Find the lines in these entries that include the word "Nicola" and state how many there are, with no other words.

------ Dataset ------

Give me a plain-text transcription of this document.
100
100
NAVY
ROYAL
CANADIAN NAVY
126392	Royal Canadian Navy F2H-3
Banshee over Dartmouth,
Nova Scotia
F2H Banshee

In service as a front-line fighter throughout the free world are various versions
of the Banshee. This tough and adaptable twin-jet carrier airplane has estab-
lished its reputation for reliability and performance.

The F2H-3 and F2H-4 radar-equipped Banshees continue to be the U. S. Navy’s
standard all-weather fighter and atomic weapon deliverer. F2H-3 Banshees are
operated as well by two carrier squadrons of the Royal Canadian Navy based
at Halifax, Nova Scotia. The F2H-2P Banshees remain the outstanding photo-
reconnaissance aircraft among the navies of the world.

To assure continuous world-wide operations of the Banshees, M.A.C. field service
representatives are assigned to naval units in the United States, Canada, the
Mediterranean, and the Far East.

------
------ Dataset ------

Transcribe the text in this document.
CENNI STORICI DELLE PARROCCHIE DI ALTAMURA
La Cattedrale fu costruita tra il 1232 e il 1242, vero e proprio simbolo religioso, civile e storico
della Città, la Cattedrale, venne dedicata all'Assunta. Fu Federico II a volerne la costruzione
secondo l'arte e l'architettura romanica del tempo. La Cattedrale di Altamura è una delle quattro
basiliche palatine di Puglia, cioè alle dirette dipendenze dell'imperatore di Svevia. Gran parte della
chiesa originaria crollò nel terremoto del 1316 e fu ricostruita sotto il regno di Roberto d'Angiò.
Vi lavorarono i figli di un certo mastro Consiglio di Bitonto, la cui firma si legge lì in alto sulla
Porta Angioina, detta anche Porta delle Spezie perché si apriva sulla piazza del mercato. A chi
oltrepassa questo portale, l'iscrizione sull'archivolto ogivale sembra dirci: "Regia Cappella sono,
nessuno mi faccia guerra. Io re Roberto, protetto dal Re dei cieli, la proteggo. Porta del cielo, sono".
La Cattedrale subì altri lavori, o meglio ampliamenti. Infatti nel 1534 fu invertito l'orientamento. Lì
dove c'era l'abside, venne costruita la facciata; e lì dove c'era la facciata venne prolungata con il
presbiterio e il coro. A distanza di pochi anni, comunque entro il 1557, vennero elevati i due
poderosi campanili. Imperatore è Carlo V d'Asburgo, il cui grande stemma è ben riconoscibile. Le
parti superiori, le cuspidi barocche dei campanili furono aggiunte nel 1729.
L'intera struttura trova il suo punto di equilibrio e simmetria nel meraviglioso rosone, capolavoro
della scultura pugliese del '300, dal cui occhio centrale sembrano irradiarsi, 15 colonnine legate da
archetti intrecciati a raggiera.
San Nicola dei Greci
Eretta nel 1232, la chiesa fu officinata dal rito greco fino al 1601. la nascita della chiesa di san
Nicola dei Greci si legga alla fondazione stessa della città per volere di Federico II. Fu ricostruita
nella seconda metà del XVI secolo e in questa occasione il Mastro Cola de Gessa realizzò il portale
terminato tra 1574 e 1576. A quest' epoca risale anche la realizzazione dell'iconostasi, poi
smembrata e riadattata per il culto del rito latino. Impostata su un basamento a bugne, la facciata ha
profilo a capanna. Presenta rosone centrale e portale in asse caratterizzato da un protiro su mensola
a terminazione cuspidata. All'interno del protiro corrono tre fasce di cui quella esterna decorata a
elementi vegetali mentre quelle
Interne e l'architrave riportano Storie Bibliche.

------

§ Result:
2